* EXERCISE BRIEF
Could you copy every line of the material below word for word, omitting the pictures?

[begin MATERIAL]

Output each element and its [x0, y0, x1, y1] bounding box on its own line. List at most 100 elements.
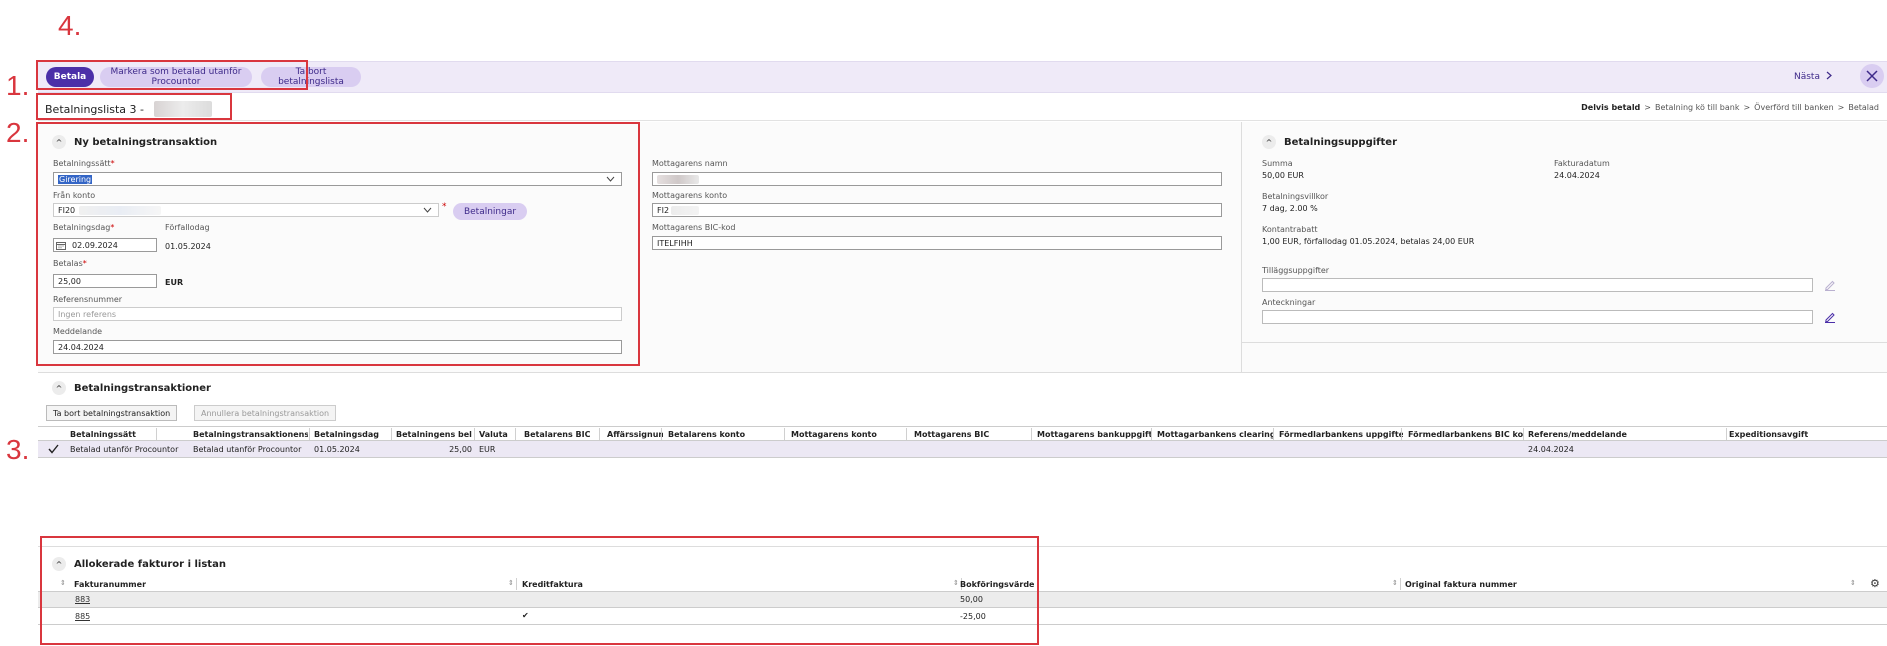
col-header[interactable]: Betalarens BIC	[524, 430, 594, 439]
amount-field[interactable]: 25,00	[53, 274, 157, 288]
col-header[interactable]: Förmedlarbankens BIC kod	[1408, 430, 1523, 439]
recipient-name-field[interactable]	[652, 172, 1222, 186]
sort-icon[interactable]: ⇕	[953, 579, 959, 587]
cell-date: 01.05.2024	[314, 445, 360, 454]
col-separator	[599, 428, 600, 440]
col-header[interactable]: Referens/meddelande	[1528, 430, 1678, 439]
recipient-bic-field[interactable]: ITELFIHH	[652, 236, 1222, 250]
recipient-account-value: FI2	[657, 205, 670, 215]
col-header-original[interactable]: Original faktura nummer	[1405, 580, 1517, 589]
cell-status: Betalad utanför Procountor	[193, 445, 302, 454]
payment-method-select[interactable]: Girering	[53, 172, 622, 186]
col-separator	[474, 428, 475, 440]
col-header[interactable]: Affärssignum	[607, 430, 663, 439]
col-header[interactable]: Betalningssätt	[70, 430, 158, 439]
payment-date-field[interactable]: 02.09.2024	[53, 238, 157, 252]
reference-label: Referensnummer	[53, 295, 123, 304]
panel-divider	[1241, 122, 1242, 372]
title-bar: Betalningslista 3 - Delvis betald > Beta…	[38, 93, 1887, 121]
chevron-down-icon	[423, 206, 432, 215]
col-separator	[516, 578, 517, 590]
annotation-1: 1.	[6, 70, 30, 101]
payments-button[interactable]: Betalningar	[453, 203, 527, 220]
new-transaction-heading[interactable]: ^ Ny betalningstransaktion	[52, 135, 217, 149]
col-separator	[1726, 428, 1727, 440]
col-header[interactable]: Betalningsdag	[314, 430, 388, 439]
recipient-account-field[interactable]: FI2	[652, 203, 1222, 217]
invoices-table: ⇕ Fakturanummer ⇕ Kreditfaktura ⇕ Bokför…	[38, 577, 1887, 629]
col-header[interactable]: Betalningens belo	[396, 430, 472, 439]
payment-info-heading[interactable]: ^ Betalningsuppgifter	[1262, 135, 1397, 149]
col-header[interactable]: Mottagarens konto	[791, 430, 901, 439]
list-title: Betalningslista 3 -	[45, 102, 144, 116]
col-separator	[1523, 428, 1524, 440]
transactions-table: Betalningssätt Betalningstransaktionens …	[38, 426, 1887, 464]
edit-icon[interactable]	[1824, 279, 1836, 294]
payment-info-heading-text: Betalningsuppgifter	[1284, 136, 1398, 148]
settings-gear-icon[interactable]: ⚙	[1870, 577, 1880, 590]
redacted-recipient-account	[671, 205, 700, 215]
invoices-heading[interactable]: ^ Allokerade fakturor i listan	[52, 557, 226, 571]
col-header[interactable]: Valuta	[479, 430, 513, 439]
terms-label: Betalningsvillkor	[1262, 192, 1329, 201]
sort-icon[interactable]: ⇕	[1392, 579, 1398, 587]
redacted-name	[657, 174, 699, 184]
col-header[interactable]: Mottagarens BIC	[914, 430, 1024, 439]
mark-paid-button[interactable]: Markera som betalad utanför Procountor	[100, 67, 252, 87]
invoices-divider	[38, 546, 1887, 547]
sort-icon[interactable]: ⇕	[508, 579, 514, 587]
message-label: Meddelande	[53, 327, 103, 336]
col-header[interactable]: Mottagarbankens clearingk	[1157, 430, 1273, 439]
invoice-date-value: 24.04.2024	[1554, 171, 1600, 180]
col-header-invoice-number[interactable]: Fakturanummer	[74, 580, 146, 589]
invoice-number-link[interactable]: 885	[75, 612, 90, 621]
recipient-bic-label: Mottagarens BIC-kod	[652, 223, 736, 232]
remove-transaction-button[interactable]: Ta bort betalningstransaktion	[46, 405, 178, 421]
reference-field[interactable]: Ingen referens	[53, 307, 622, 321]
pay-button[interactable]: Betala	[46, 67, 94, 87]
col-separator	[309, 428, 310, 440]
remove-list-button[interactable]: Ta bort betalningslista	[261, 67, 361, 87]
message-field[interactable]: 24.04.2024	[53, 340, 622, 354]
calendar-icon[interactable]	[56, 241, 66, 250]
collapse-icon[interactable]: ^	[52, 135, 66, 149]
breadcrumb-queued: Betalning kö till bank	[1654, 103, 1740, 112]
page-title: Betalningslista 3 -	[45, 101, 212, 117]
cancel-transaction-button[interactable]: Annullera betalningstransaktion	[194, 405, 337, 421]
transactions-heading[interactable]: ^ Betalningstransaktioner	[52, 381, 211, 395]
col-header-credit[interactable]: Kreditfaktura	[522, 580, 583, 589]
sort-icon[interactable]: ⇕	[60, 579, 66, 587]
notes-field[interactable]	[1262, 310, 1813, 324]
invoice-number-link[interactable]: 883	[75, 595, 90, 604]
col-header-value[interactable]: Bokföringsvärde	[960, 580, 1034, 589]
col-separator	[1031, 428, 1032, 440]
col-header[interactable]: Mottagarens bankuppgifter	[1037, 430, 1152, 439]
table-row[interactable]: Betalad utanför Procountor Betalad utanf…	[38, 441, 1887, 458]
from-account-select[interactable]: FI20	[53, 203, 439, 217]
col-header[interactable]: Betalarens konto	[668, 430, 778, 439]
cell-booking-value: 50,00	[960, 595, 983, 604]
table-row[interactable]: 883 50,00	[38, 592, 1887, 608]
close-icon[interactable]	[1860, 64, 1884, 88]
payment-method-value: Girering	[58, 174, 93, 184]
discount-label: Kontantrabatt	[1262, 225, 1318, 234]
next-button[interactable]: Nästa	[1794, 71, 1832, 83]
cell-method: Betalad utanför Procountor	[70, 445, 179, 454]
col-header[interactable]: Expeditionsavgift	[1729, 430, 1869, 439]
currency-label: EUR	[165, 278, 184, 287]
table-row[interactable]: 885 ✔ -25,00	[38, 609, 1887, 625]
col-header[interactable]: Betalningstransaktionens st	[193, 430, 308, 439]
extra-info-field[interactable]	[1262, 278, 1813, 292]
sort-icon[interactable]: ⇕	[1850, 579, 1856, 587]
collapse-icon[interactable]: ^	[1262, 135, 1276, 149]
col-header[interactable]: Förmedlarbankens uppgifter	[1279, 430, 1403, 439]
collapse-icon[interactable]: ^	[52, 381, 66, 395]
col-separator	[156, 428, 157, 440]
payment-date-value: 02.09.2024	[72, 240, 118, 250]
collapse-icon[interactable]: ^	[52, 557, 66, 571]
from-account-value: FI20	[58, 205, 76, 215]
edit-icon[interactable]	[1824, 311, 1836, 326]
breadcrumb-sep-1: >	[1644, 103, 1651, 112]
chevron-down-icon	[606, 175, 615, 184]
checkmark-icon[interactable]	[48, 444, 59, 457]
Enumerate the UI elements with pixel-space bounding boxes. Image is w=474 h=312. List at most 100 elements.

[end MATERIAL]

* EXERCISE ANSWER
Output each element and its [x0, y0, x1, y1] bounding box on its own line. List at most 100 elements.
col-header[interactable]: Betalarens BIC	[524, 430, 594, 439]
amount-field[interactable]: 25,00	[53, 274, 157, 288]
col-header[interactable]: Förmedlarbankens BIC kod	[1408, 430, 1523, 439]
recipient-name-field[interactable]	[652, 172, 1222, 186]
sort-icon[interactable]: ⇕	[953, 579, 959, 587]
cell-date: 01.05.2024	[314, 445, 360, 454]
col-separator	[599, 428, 600, 440]
col-header[interactable]: Referens/meddelande	[1528, 430, 1678, 439]
recipient-bic-field[interactable]: ITELFIHH	[652, 236, 1222, 250]
recipient-account-value: FI2	[657, 205, 670, 215]
col-header-original[interactable]: Original faktura nummer	[1405, 580, 1517, 589]
cell-status: Betalad utanför Procountor	[193, 445, 302, 454]
payment-method-select[interactable]: Girering	[53, 172, 622, 186]
col-separator	[474, 428, 475, 440]
col-header[interactable]: Affärssignum	[607, 430, 663, 439]
col-header[interactable]: Betalningssätt	[70, 430, 158, 439]
payment-date-field[interactable]: 02.09.2024	[53, 238, 157, 252]
reference-label: Referensnummer	[53, 295, 123, 304]
panel-divider	[1241, 122, 1242, 372]
title-bar: Betalningslista 3 - Delvis betald > Beta…	[38, 93, 1887, 121]
chevron-down-icon	[423, 206, 432, 215]
col-separator	[516, 578, 517, 590]
annotation-1: 1.	[6, 70, 30, 101]
payments-button[interactable]: Betalningar	[453, 203, 527, 220]
new-transaction-heading[interactable]: ^ Ny betalningstransaktion	[52, 135, 217, 149]
col-separator	[1726, 428, 1727, 440]
col-header[interactable]: Betalningsdag	[314, 430, 388, 439]
recipient-account-field[interactable]: FI2	[652, 203, 1222, 217]
invoices-table: ⇕ Fakturanummer ⇕ Kreditfaktura ⇕ Bokför…	[38, 577, 1887, 629]
col-header[interactable]: Betalningens belo	[396, 430, 472, 439]
payment-info-heading[interactable]: ^ Betalningsuppgifter	[1262, 135, 1397, 149]
col-header[interactable]: Mottagarens konto	[791, 430, 901, 439]
list-title: Betalningslista 3 -	[45, 102, 144, 116]
col-separator	[1523, 428, 1524, 440]
transactions-table: Betalningssätt Betalningstransaktionens …	[38, 426, 1887, 464]
edit-icon[interactable]	[1824, 279, 1836, 294]
payment-info-heading-text: Betalningsuppgifter	[1284, 136, 1398, 148]
settings-gear-icon[interactable]: ⚙	[1870, 577, 1880, 590]
redacted-recipient-account	[671, 205, 700, 215]
invoices-heading[interactable]: ^ Allokerade fakturor i listan	[52, 557, 226, 571]
col-header[interactable]: Valuta	[479, 430, 513, 439]
terms-label: Betalningsvillkor	[1262, 192, 1329, 201]
sort-icon[interactable]: ⇕	[1392, 579, 1398, 587]
redacted-name	[657, 174, 699, 184]
col-header[interactable]: Mottagarens BIC	[914, 430, 1024, 439]
mark-paid-button[interactable]: Markera som betalad utanför Procountor	[100, 67, 252, 87]
invoices-divider	[38, 546, 1887, 547]
sort-icon[interactable]: ⇕	[508, 579, 514, 587]
message-label: Meddelande	[53, 327, 103, 336]
col-header[interactable]: Mottagarbankens clearingk	[1157, 430, 1273, 439]
invoice-date-value: 24.04.2024	[1554, 171, 1600, 180]
col-header-invoice-number[interactable]: Fakturanummer	[74, 580, 146, 589]
invoice-number-link[interactable]: 885	[75, 612, 90, 621]
recipient-bic-label: Mottagarens BIC-kod	[652, 223, 736, 232]
remove-transaction-button[interactable]: Ta bort betalningstransaktion	[46, 405, 178, 421]
reference-field[interactable]: Ingen referens	[53, 307, 622, 321]
pay-button[interactable]: Betala	[46, 67, 94, 87]
col-separator	[309, 428, 310, 440]
remove-list-button[interactable]: Ta bort betalningslista	[261, 67, 361, 87]
message-field[interactable]: 24.04.2024	[53, 340, 622, 354]
calendar-icon[interactable]	[56, 241, 66, 250]
collapse-icon[interactable]: ^	[52, 135, 66, 149]
breadcrumb-queued: Betalning kö till bank	[1654, 103, 1740, 112]
page-title: Betalningslista 3 -	[45, 101, 212, 117]
cancel-transaction-button[interactable]: Annullera betalningstransaktion	[194, 405, 337, 421]
transactions-heading[interactable]: ^ Betalningstransaktioner	[52, 381, 211, 395]
col-header-credit[interactable]: Kreditfaktura	[522, 580, 583, 589]
sort-icon[interactable]: ⇕	[60, 579, 66, 587]
notes-field[interactable]	[1262, 310, 1813, 324]
invoice-number-link[interactable]: 883	[75, 595, 90, 604]
col-header-value[interactable]: Bokföringsvärde	[960, 580, 1034, 589]
col-separator	[1031, 428, 1032, 440]
col-header[interactable]: Mottagarens bankuppgifter	[1037, 430, 1152, 439]
table-row[interactable]: Betalad utanför Procountor Betalad utanf…	[38, 441, 1887, 458]
from-account-select[interactable]: FI20	[53, 203, 439, 217]
col-header[interactable]: Betalarens konto	[668, 430, 778, 439]
cell-booking-value: 50,00	[960, 595, 983, 604]
table-row[interactable]: 883 50,00	[38, 592, 1887, 608]
close-icon[interactable]	[1860, 64, 1884, 88]
payment-method-value: Girering	[58, 174, 93, 184]
discount-label: Kontantrabatt	[1262, 225, 1318, 234]
next-button[interactable]: Nästa	[1794, 71, 1832, 83]
cell-method: Betalad utanför Procountor	[70, 445, 179, 454]
col-header[interactable]: Expeditionsavgift	[1729, 430, 1869, 439]
currency-label: EUR	[165, 278, 184, 287]
table-row[interactable]: 885 ✔ -25,00	[38, 609, 1887, 625]
col-header[interactable]: Betalningstransaktionens st	[193, 430, 308, 439]
extra-info-field[interactable]	[1262, 278, 1813, 292]
sort-icon[interactable]: ⇕	[1850, 579, 1856, 587]
collapse-icon[interactable]: ^	[1262, 135, 1276, 149]
col-header[interactable]: Förmedlarbankens uppgifter	[1279, 430, 1403, 439]
collapse-icon[interactable]: ^	[52, 381, 66, 395]
col-separator	[156, 428, 157, 440]
payment-date-value: 02.09.2024	[72, 240, 118, 250]
collapse-icon[interactable]: ^	[52, 557, 66, 571]
from-account-value: FI20	[58, 205, 76, 215]
edit-icon[interactable]	[1824, 311, 1836, 326]
breadcrumb-sep-1: >	[1644, 103, 1651, 112]
chevron-down-icon	[606, 175, 615, 184]
checkmark-icon[interactable]	[48, 444, 59, 457]
Enumerate the UI elements with pixel-space bounding boxes. Image is w=474 h=312. List at most 100 elements.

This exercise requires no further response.